ITEMS |
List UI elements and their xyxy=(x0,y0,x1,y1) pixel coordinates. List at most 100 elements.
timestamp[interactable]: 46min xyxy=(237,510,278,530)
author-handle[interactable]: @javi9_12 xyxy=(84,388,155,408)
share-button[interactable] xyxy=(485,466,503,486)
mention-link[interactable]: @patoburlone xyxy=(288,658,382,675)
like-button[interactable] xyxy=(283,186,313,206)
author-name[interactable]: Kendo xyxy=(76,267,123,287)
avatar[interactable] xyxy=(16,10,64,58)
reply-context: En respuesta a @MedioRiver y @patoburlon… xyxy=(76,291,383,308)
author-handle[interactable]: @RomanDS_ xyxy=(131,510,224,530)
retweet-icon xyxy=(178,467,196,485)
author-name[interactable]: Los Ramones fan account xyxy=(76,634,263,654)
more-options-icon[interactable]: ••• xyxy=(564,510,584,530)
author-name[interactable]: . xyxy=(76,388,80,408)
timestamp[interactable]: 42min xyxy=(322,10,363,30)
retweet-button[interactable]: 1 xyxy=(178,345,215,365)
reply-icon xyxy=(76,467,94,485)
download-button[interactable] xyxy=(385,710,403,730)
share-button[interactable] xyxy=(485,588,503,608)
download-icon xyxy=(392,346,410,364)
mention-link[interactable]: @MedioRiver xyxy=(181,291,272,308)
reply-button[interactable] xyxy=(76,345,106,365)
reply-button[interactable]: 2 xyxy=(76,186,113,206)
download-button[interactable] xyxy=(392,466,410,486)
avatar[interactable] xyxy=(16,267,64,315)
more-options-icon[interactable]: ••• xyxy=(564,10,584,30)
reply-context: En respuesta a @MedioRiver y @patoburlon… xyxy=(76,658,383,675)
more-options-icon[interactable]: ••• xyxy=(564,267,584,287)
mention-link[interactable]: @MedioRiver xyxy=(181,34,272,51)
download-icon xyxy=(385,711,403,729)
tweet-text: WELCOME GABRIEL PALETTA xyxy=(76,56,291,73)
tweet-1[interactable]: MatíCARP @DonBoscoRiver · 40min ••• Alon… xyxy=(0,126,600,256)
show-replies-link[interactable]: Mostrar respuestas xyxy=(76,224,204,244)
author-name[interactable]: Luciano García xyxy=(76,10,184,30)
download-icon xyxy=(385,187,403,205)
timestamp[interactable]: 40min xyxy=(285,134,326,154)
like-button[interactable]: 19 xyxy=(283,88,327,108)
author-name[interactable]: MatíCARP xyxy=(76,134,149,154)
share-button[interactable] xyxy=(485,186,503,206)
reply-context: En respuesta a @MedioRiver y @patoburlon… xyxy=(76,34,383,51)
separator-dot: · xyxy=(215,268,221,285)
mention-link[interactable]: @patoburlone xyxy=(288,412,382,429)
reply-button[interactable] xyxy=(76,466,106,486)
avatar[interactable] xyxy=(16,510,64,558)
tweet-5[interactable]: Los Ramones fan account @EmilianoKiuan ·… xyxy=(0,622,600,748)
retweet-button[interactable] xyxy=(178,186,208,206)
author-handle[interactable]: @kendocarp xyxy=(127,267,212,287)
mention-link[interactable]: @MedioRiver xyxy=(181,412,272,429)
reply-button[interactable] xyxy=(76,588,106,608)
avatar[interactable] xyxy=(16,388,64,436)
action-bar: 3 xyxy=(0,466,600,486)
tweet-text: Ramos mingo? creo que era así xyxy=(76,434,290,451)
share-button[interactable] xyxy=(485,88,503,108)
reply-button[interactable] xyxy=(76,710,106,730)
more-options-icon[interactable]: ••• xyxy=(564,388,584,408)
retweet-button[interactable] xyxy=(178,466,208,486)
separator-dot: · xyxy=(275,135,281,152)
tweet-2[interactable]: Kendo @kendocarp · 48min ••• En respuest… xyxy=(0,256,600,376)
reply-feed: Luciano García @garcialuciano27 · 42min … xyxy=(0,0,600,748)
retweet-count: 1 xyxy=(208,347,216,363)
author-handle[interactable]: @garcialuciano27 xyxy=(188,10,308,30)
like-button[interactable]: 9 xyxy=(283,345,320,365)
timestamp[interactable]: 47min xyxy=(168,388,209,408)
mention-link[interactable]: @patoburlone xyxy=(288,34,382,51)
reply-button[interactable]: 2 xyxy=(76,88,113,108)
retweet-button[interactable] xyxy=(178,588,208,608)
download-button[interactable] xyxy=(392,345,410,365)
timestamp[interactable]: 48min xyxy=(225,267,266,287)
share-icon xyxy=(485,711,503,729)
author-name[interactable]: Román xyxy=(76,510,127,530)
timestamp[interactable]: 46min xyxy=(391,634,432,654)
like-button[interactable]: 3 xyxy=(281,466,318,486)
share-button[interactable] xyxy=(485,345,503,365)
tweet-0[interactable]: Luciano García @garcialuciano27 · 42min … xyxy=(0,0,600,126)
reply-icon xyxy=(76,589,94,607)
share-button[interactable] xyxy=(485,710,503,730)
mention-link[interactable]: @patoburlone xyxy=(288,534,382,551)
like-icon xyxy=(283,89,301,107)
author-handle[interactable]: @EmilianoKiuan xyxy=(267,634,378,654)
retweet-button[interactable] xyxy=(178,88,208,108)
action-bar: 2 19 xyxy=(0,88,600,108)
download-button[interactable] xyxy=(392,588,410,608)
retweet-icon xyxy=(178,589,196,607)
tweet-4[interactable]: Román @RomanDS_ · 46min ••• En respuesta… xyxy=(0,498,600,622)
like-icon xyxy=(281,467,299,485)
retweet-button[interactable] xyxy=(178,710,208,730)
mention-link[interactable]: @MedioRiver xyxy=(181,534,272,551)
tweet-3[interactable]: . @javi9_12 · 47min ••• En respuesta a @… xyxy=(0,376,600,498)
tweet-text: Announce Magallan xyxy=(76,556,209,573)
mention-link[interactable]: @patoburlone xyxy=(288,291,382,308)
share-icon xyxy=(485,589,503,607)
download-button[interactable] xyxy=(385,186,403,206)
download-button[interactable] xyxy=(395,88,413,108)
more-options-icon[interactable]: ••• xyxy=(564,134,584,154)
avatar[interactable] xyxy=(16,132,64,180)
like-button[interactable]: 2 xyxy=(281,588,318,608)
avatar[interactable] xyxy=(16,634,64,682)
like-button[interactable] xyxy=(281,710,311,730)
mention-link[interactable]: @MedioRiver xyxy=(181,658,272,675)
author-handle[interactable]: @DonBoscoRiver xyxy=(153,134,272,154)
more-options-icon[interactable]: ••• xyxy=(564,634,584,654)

AIM OF THE EXERCISE | Substitute "save-button" for every "download-button" in the data above, and reproduce all of the data with nothing else changed.

OUTPUT FOR THIS EXERCISE |
List UI elements and their xyxy=(x0,y0,x1,y1) pixel coordinates. List at most 100 elements.
timestamp[interactable]: 46min xyxy=(237,510,278,530)
author-handle[interactable]: @javi9_12 xyxy=(84,388,155,408)
share-button[interactable] xyxy=(485,466,503,486)
mention-link[interactable]: @patoburlone xyxy=(288,658,382,675)
like-button[interactable] xyxy=(283,186,313,206)
author-name[interactable]: Kendo xyxy=(76,267,123,287)
avatar[interactable] xyxy=(16,10,64,58)
reply-context: En respuesta a @MedioRiver y @patoburlon… xyxy=(76,291,383,308)
author-handle[interactable]: @RomanDS_ xyxy=(131,510,224,530)
retweet-icon xyxy=(178,467,196,485)
author-name[interactable]: Los Ramones fan account xyxy=(76,634,263,654)
more-options-icon[interactable]: ••• xyxy=(564,510,584,530)
author-name[interactable]: . xyxy=(76,388,80,408)
timestamp[interactable]: 42min xyxy=(322,10,363,30)
retweet-button[interactable]: 1 xyxy=(178,345,215,365)
reply-icon xyxy=(76,467,94,485)
save-button[interactable] xyxy=(385,710,403,730)
share-button[interactable] xyxy=(485,588,503,608)
download-icon xyxy=(392,346,410,364)
mention-link[interactable]: @MedioRiver xyxy=(181,291,272,308)
reply-button[interactable] xyxy=(76,345,106,365)
reply-button[interactable]: 2 xyxy=(76,186,113,206)
save-button[interactable] xyxy=(392,466,410,486)
avatar[interactable] xyxy=(16,267,64,315)
more-options-icon[interactable]: ••• xyxy=(564,10,584,30)
reply-context: En respuesta a @MedioRiver y @patoburlon… xyxy=(76,658,383,675)
more-options-icon[interactable]: ••• xyxy=(564,267,584,287)
mention-link[interactable]: @MedioRiver xyxy=(181,34,272,51)
download-icon xyxy=(385,711,403,729)
tweet-text: WELCOME GABRIEL PALETTA xyxy=(76,56,291,73)
tweet-1[interactable]: MatíCARP @DonBoscoRiver · 40min ••• Alon… xyxy=(0,126,600,256)
show-replies-link[interactable]: Mostrar respuestas xyxy=(76,224,204,244)
author-name[interactable]: Luciano García xyxy=(76,10,184,30)
download-icon xyxy=(385,187,403,205)
timestamp[interactable]: 40min xyxy=(285,134,326,154)
like-button[interactable]: 19 xyxy=(283,88,327,108)
author-name[interactable]: MatíCARP xyxy=(76,134,149,154)
share-button[interactable] xyxy=(485,186,503,206)
reply-context: En respuesta a @MedioRiver y @patoburlon… xyxy=(76,34,383,51)
separator-dot: · xyxy=(215,268,221,285)
mention-link[interactable]: @patoburlone xyxy=(288,412,382,429)
reply-button[interactable] xyxy=(76,466,106,486)
avatar[interactable] xyxy=(16,510,64,558)
tweet-5[interactable]: Los Ramones fan account @EmilianoKiuan ·… xyxy=(0,622,600,748)
retweet-button[interactable] xyxy=(178,186,208,206)
author-handle[interactable]: @kendocarp xyxy=(127,267,212,287)
mention-link[interactable]: @MedioRiver xyxy=(181,412,272,429)
reply-button[interactable] xyxy=(76,588,106,608)
avatar[interactable] xyxy=(16,388,64,436)
action-bar: 3 xyxy=(0,466,600,486)
tweet-text: Ramos mingo? creo que era así xyxy=(76,434,290,451)
share-button[interactable] xyxy=(485,88,503,108)
reply-button[interactable] xyxy=(76,710,106,730)
more-options-icon[interactable]: ••• xyxy=(564,388,584,408)
retweet-button[interactable] xyxy=(178,466,208,486)
separator-dot: · xyxy=(275,135,281,152)
tweet-2[interactable]: Kendo @kendocarp · 48min ••• En respuest… xyxy=(0,256,600,376)
reply-feed: Luciano García @garcialuciano27 · 42min … xyxy=(0,0,600,748)
retweet-count: 1 xyxy=(208,347,216,363)
author-handle[interactable]: @garcialuciano27 xyxy=(188,10,308,30)
like-button[interactable]: 9 xyxy=(283,345,320,365)
timestamp[interactable]: 47min xyxy=(168,388,209,408)
mention-link[interactable]: @patoburlone xyxy=(288,34,382,51)
reply-button[interactable]: 2 xyxy=(76,88,113,108)
retweet-button[interactable] xyxy=(178,588,208,608)
save-button[interactable] xyxy=(392,345,410,365)
timestamp[interactable]: 48min xyxy=(225,267,266,287)
share-icon xyxy=(485,711,503,729)
author-name[interactable]: Román xyxy=(76,510,127,530)
timestamp[interactable]: 46min xyxy=(391,634,432,654)
like-button[interactable]: 3 xyxy=(281,466,318,486)
share-button[interactable] xyxy=(485,345,503,365)
tweet-0[interactable]: Luciano García @garcialuciano27 · 42min … xyxy=(0,0,600,126)
reply-icon xyxy=(76,589,94,607)
share-button[interactable] xyxy=(485,710,503,730)
mention-link[interactable]: @patoburlone xyxy=(288,534,382,551)
like-icon xyxy=(283,89,301,107)
author-handle[interactable]: @EmilianoKiuan xyxy=(267,634,378,654)
retweet-button[interactable] xyxy=(178,88,208,108)
action-bar: 2 19 xyxy=(0,88,600,108)
save-button[interactable] xyxy=(392,588,410,608)
retweet-icon xyxy=(178,589,196,607)
tweet-4[interactable]: Román @RomanDS_ · 46min ••• En respuesta… xyxy=(0,498,600,622)
like-icon xyxy=(281,467,299,485)
retweet-button[interactable] xyxy=(178,710,208,730)
mention-link[interactable]: @MedioRiver xyxy=(181,534,272,551)
tweet-3[interactable]: . @javi9_12 · 47min ••• En respuesta a @… xyxy=(0,376,600,498)
tweet-text: Announce Magallan xyxy=(76,556,209,573)
mention-link[interactable]: @patoburlone xyxy=(288,291,382,308)
share-icon xyxy=(485,589,503,607)
save-button[interactable] xyxy=(385,186,403,206)
save-button[interactable] xyxy=(395,88,413,108)
more-options-icon[interactable]: ••• xyxy=(564,134,584,154)
avatar[interactable] xyxy=(16,132,64,180)
like-button[interactable]: 2 xyxy=(281,588,318,608)
avatar[interactable] xyxy=(16,634,64,682)
like-button[interactable] xyxy=(281,710,311,730)
mention-link[interactable]: @MedioRiver xyxy=(181,658,272,675)
author-handle[interactable]: @DonBoscoRiver xyxy=(153,134,272,154)
more-options-icon[interactable]: ••• xyxy=(564,634,584,654)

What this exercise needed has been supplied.